## JOB
Copy the data below exactly, omitting any picture it contains.

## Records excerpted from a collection
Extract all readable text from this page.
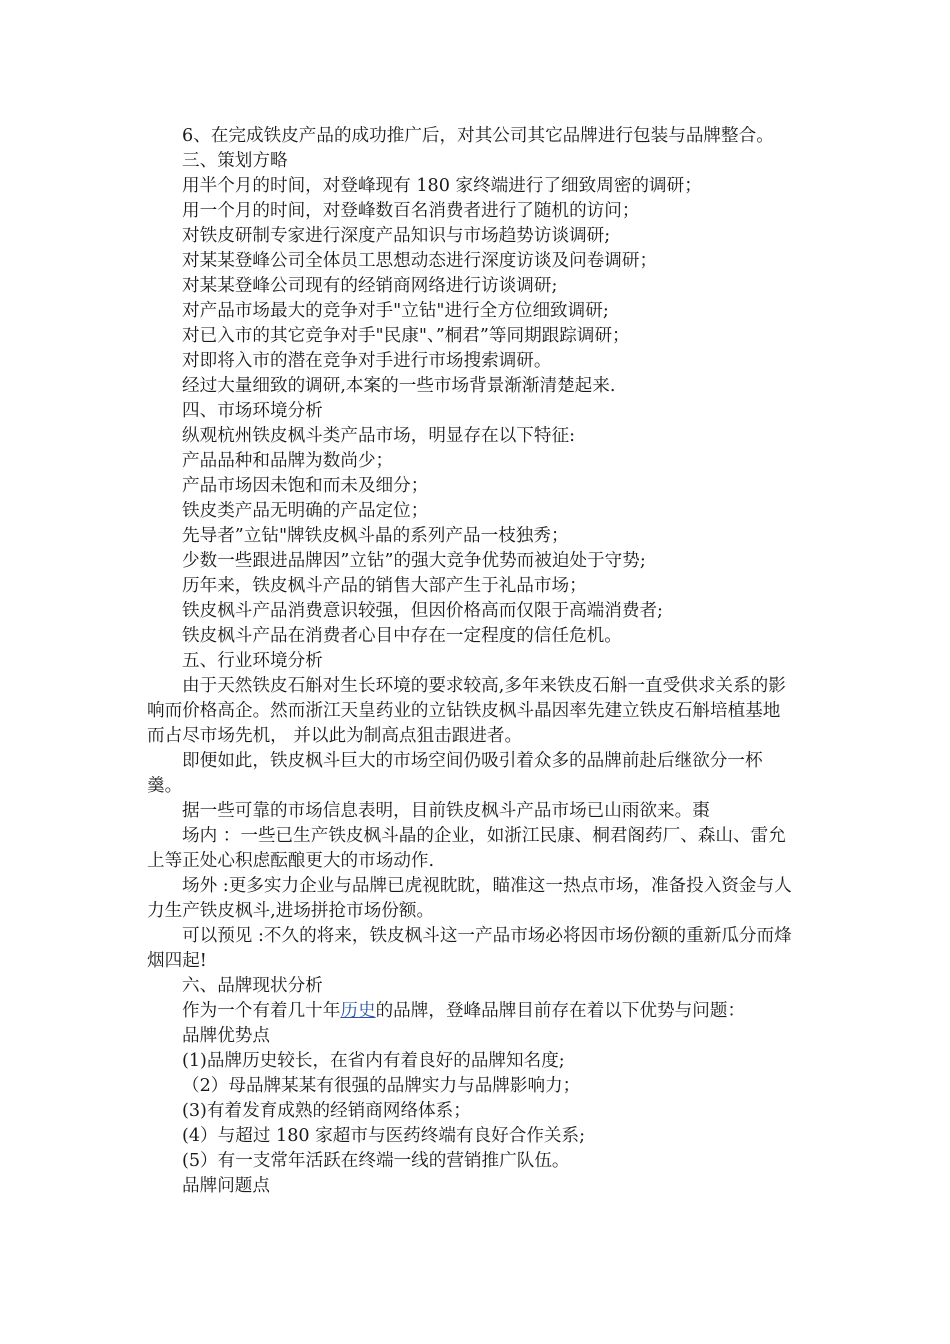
6、在完成铁皮产品的成功推广后，对其公司其它品牌进行包装与品牌整合。

三、策划方略

用半个月的时间，对登峰现有 180 家终端进行了细致周密的调研；

用一个月的时间，对登峰数百名消费者进行了随机的访问；

对铁皮研制专家进行深度产品知识与市场趋势访谈调研;

对某某登峰公司全体员工思想动态进行深度访谈及问卷调研；

对某某登峰公司现有的经销商网络进行访谈调研;

对产品市场最大的竞争对手"立钻"进行全方位细致调研;

对已入市的其它竞争对手"民康"、”桐君”等同期跟踪调研；

对即将入市的潜在竞争对手进行市场搜索调研。

经过大量细致的调研,本案的一些市场背景渐渐清楚起来.

四、市场环境分析

纵观杭州铁皮枫斗类产品市场，明显存在以下特征:

产品品种和品牌为数尚少；

产品市场因未饱和而未及细分；

铁皮类产品无明确的产品定位；

先导者”立钻"牌铁皮枫斗晶的系列产品一枝独秀；

少数一些跟进品牌因”立钻”的强大竞争优势而被迫处于守势;

历年来，铁皮枫斗产品的销售大部产生于礼品市场；

铁皮枫斗产品消费意识较强，但因价格高而仅限于高端消费者;

铁皮枫斗产品在消费者心目中存在一定程度的信任危机。

五、行业环境分析

由于天然铁皮石斛对生长环境的要求较高,多年来铁皮石斛一直受供求关系的影响而价格高企。然而浙江天皇药业的立钻铁皮枫斗晶因率先建立铁皮石斛培植基地而占尽市场先机， 并以此为制高点狙击跟进者。

即便如此，铁皮枫斗巨大的市场空间仍吸引着众多的品牌前赴后继欲分一杯羹。

据一些可靠的市场信息表明，目前铁皮枫斗产品市场已山雨欲来。棗

场内 ：一些已生产铁皮枫斗晶的企业，如浙江民康、桐君阁药厂、森山、雷允上等正处心积虑酝酿更大的市场动作.

场外 :更多实力企业与品牌已虎视眈眈，瞄准这一热点市场，准备投入资金与人力生产铁皮枫斗,进场拼抢市场份额。

可以预见 :不久的将来，铁皮枫斗这一产品市场必将因市场份额的重新瓜分而烽烟四起!

六、品牌现状分析

作为一个有着几十年历史的品牌，登峰品牌目前存在着以下优势与问题：

品牌优势点

(1)品牌历史较长，在省内有着良好的品牌知名度;

（2）母品牌某某有很强的品牌实力与品牌影响力；

(3)有着发育成熟的经销商网络体系；

(4）与超过 180 家超市与医药终端有良好合作关系;

(5）有一支常年活跃在终端一线的营销推广队伍。

品牌问题点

## RESULT BELOW
Extract all readable text from this page.
6、在完成铁皮产品的成功推广后，对其公司其它品牌进行包装与品牌整合。

三、策划方略

用半个月的时间，对登峰现有 180 家终端进行了细致周密的调研；

用一个月的时间，对登峰数百名消费者进行了随机的访问；

对铁皮研制专家进行深度产品知识与市场趋势访谈调研;

对某某登峰公司全体员工思想动态进行深度访谈及问卷调研；

对某某登峰公司现有的经销商网络进行访谈调研;

对产品市场最大的竞争对手"立钻"进行全方位细致调研;

对已入市的其它竞争对手"民康"、”桐君”等同期跟踪调研；

对即将入市的潜在竞争对手进行市场搜索调研。

经过大量细致的调研,本案的一些市场背景渐渐清楚起来.

四、市场环境分析

纵观杭州铁皮枫斗类产品市场，明显存在以下特征:

产品品种和品牌为数尚少；

产品市场因未饱和而未及细分；

铁皮类产品无明确的产品定位；

先导者”立钻"牌铁皮枫斗晶的系列产品一枝独秀；

少数一些跟进品牌因”立钻”的强大竞争优势而被迫处于守势;

历年来，铁皮枫斗产品的销售大部产生于礼品市场；

铁皮枫斗产品消费意识较强，但因价格高而仅限于高端消费者;

铁皮枫斗产品在消费者心目中存在一定程度的信任危机。

五、行业环境分析

由于天然铁皮石斛对生长环境的要求较高,多年来铁皮石斛一直受供求关系的影响而价格高企。然而浙江天皇药业的立钻铁皮枫斗晶因率先建立铁皮石斛培植基地而占尽市场先机， 并以此为制高点狙击跟进者。

即便如此，铁皮枫斗巨大的市场空间仍吸引着众多的品牌前赴后继欲分一杯羹。

据一些可靠的市场信息表明，目前铁皮枫斗产品市场已山雨欲来。棗

场内 ：一些已生产铁皮枫斗晶的企业，如浙江民康、桐君阁药厂、森山、雷允上等正处心积虑酝酿更大的市场动作.

场外 :更多实力企业与品牌已虎视眈眈，瞄准这一热点市场，准备投入资金与人力生产铁皮枫斗,进场拼抢市场份额。

可以预见 :不久的将来，铁皮枫斗这一产品市场必将因市场份额的重新瓜分而烽烟四起!

六、品牌现状分析

作为一个有着几十年历史的品牌，登峰品牌目前存在着以下优势与问题：

品牌优势点

(1)品牌历史较长，在省内有着良好的品牌知名度;

（2）母品牌某某有很强的品牌实力与品牌影响力；

(3)有着发育成熟的经销商网络体系；

(4）与超过 180 家超市与医药终端有良好合作关系;

(5）有一支常年活跃在终端一线的营销推广队伍。

品牌问题点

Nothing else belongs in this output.